> DATASET EXCERPTS
-.-.-

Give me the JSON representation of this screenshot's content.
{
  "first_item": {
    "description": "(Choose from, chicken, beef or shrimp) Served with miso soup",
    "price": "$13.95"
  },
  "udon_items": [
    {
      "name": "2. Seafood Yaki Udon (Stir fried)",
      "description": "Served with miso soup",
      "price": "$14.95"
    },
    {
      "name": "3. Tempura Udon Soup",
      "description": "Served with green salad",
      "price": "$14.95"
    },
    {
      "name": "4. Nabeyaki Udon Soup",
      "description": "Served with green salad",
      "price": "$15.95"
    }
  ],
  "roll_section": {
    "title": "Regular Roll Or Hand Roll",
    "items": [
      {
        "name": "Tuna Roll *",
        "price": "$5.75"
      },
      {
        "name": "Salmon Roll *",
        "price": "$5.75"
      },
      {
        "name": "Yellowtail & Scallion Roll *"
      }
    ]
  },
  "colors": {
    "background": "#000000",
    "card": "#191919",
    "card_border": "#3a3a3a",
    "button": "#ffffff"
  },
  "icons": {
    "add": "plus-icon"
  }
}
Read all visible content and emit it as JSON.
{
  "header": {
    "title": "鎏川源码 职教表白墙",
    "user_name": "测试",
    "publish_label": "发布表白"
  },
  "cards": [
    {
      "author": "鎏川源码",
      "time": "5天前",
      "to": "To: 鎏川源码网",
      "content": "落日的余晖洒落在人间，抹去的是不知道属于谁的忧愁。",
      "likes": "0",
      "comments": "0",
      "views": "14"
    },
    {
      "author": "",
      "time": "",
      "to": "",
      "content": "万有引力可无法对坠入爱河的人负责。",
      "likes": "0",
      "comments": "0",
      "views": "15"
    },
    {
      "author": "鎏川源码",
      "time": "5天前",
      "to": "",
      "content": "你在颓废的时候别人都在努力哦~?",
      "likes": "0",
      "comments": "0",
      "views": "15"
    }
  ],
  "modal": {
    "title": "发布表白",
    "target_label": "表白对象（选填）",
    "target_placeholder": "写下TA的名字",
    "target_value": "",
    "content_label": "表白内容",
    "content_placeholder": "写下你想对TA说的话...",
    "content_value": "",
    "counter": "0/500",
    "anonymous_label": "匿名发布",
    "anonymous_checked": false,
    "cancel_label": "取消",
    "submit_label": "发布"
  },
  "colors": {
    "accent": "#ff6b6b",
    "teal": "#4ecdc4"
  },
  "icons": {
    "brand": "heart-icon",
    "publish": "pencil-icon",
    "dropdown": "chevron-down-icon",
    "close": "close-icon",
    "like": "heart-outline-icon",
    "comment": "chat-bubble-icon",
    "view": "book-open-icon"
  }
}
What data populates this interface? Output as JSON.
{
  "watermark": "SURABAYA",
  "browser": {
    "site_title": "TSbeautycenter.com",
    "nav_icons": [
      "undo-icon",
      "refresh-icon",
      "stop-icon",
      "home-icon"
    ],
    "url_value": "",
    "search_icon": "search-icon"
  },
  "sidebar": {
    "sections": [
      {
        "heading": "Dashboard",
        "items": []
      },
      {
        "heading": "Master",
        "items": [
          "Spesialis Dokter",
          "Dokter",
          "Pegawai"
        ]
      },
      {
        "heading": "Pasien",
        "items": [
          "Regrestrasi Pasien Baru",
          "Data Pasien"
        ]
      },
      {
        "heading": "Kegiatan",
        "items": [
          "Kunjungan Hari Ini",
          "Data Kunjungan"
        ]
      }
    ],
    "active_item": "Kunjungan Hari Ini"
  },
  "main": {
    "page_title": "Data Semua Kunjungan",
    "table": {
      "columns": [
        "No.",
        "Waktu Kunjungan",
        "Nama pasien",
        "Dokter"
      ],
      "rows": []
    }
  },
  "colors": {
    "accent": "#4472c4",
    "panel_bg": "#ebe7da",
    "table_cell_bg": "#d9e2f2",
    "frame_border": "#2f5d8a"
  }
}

-.-.-

> REQUIREMENTS
Above are the records; retype every one exactly.

> FULL SOLUTION
Give me the JSON representation of this screenshot's content.
{
  "first_item": {
    "description": "(Choose from, chicken, beef or shrimp) Served with miso soup",
    "price": "$13.95"
  },
  "udon_items": [
    {
      "name": "2. Seafood Yaki Udon (Stir fried)",
      "description": "Served with miso soup",
      "price": "$14.95"
    },
    {
      "name": "3. Tempura Udon Soup",
      "description": "Served with green salad",
      "price": "$14.95"
    },
    {
      "name": "4. Nabeyaki Udon Soup",
      "description": "Served with green salad",
      "price": "$15.95"
    }
  ],
  "roll_section": {
    "title": "Regular Roll Or Hand Roll",
    "items": [
      {
        "name": "Tuna Roll *",
        "price": "$5.75"
      },
      {
        "name": "Salmon Roll *",
        "price": "$5.75"
      },
      {
        "name": "Yellowtail & Scallion Roll *"
      }
    ]
  },
  "colors": {
    "background": "#000000",
    "card": "#191919",
    "card_border": "#3a3a3a",
    "button": "#ffffff"
  },
  "icons": {
    "add": "plus-icon"
  }
}
Read all visible content and emit it as JSON.
{
  "header": {
    "title": "鎏川源码 职教表白墙",
    "user_name": "测试",
    "publish_label": "发布表白"
  },
  "cards": [
    {
      "author": "鎏川源码",
      "time": "5天前",
      "to": "To: 鎏川源码网",
      "content": "落日的余晖洒落在人间，抹去的是不知道属于谁的忧愁。",
      "likes": "0",
      "comments": "0",
      "views": "14"
    },
    {
      "author": "",
      "time": "",
      "to": "",
      "content": "万有引力可无法对坠入爱河的人负责。",
      "likes": "0",
      "comments": "0",
      "views": "15"
    },
    {
      "author": "鎏川源码",
      "time": "5天前",
      "to": "",
      "content": "你在颓废的时候别人都在努力哦~?",
      "likes": "0",
      "comments": "0",
      "views": "15"
    }
  ],
  "modal": {
    "title": "发布表白",
    "target_label": "表白对象（选填）",
    "target_placeholder": "写下TA的名字",
    "target_value": "",
    "content_label": "表白内容",
    "content_placeholder": "写下你想对TA说的话...",
    "content_value": "",
    "counter": "0/500",
    "anonymous_label": "匿名发布",
    "anonymous_checked": false,
    "cancel_label": "取消",
    "submit_label": "发布"
  },
  "colors": {
    "accent": "#ff6b6b",
    "teal": "#4ecdc4"
  },
  "icons": {
    "brand": "heart-icon",
    "publish": "pencil-icon",
    "dropdown": "chevron-down-icon",
    "close": "close-icon",
    "like": "heart-outline-icon",
    "comment": "chat-bubble-icon",
    "view": "book-open-icon"
  }
}
What data populates this interface? Output as JSON.
{
  "watermark": "SURABAYA",
  "browser": {
    "site_title": "TSbeautycenter.com",
    "nav_icons": [
      "undo-icon",
      "refresh-icon",
      "stop-icon",
      "home-icon"
    ],
    "url_value": "",
    "search_icon": "search-icon"
  },
  "sidebar": {
    "sections": [
      {
        "heading": "Dashboard",
        "items": []
      },
      {
        "heading": "Master",
        "items": [
          "Spesialis Dokter",
          "Dokter",
          "Pegawai"
        ]
      },
      {
        "heading": "Pasien",
        "items": [
          "Regrestrasi Pasien Baru",
          "Data Pasien"
        ]
      },
      {
        "heading": "Kegiatan",
        "items": [
          "Kunjungan Hari Ini",
          "Data Kunjungan"
        ]
      }
    ],
    "active_item": "Kunjungan Hari Ini"
  },
  "main": {
    "page_title": "Data Semua Kunjungan",
    "table": {
      "columns": [
        "No.",
        "Waktu Kunjungan",
        "Nama pasien",
        "Dokter"
      ],
      "rows": []
    }
  },
  "colors": {
    "accent": "#4472c4",
    "panel_bg": "#ebe7da",
    "table_cell_bg": "#d9e2f2",
    "frame_border": "#2f5d8a"
  }
}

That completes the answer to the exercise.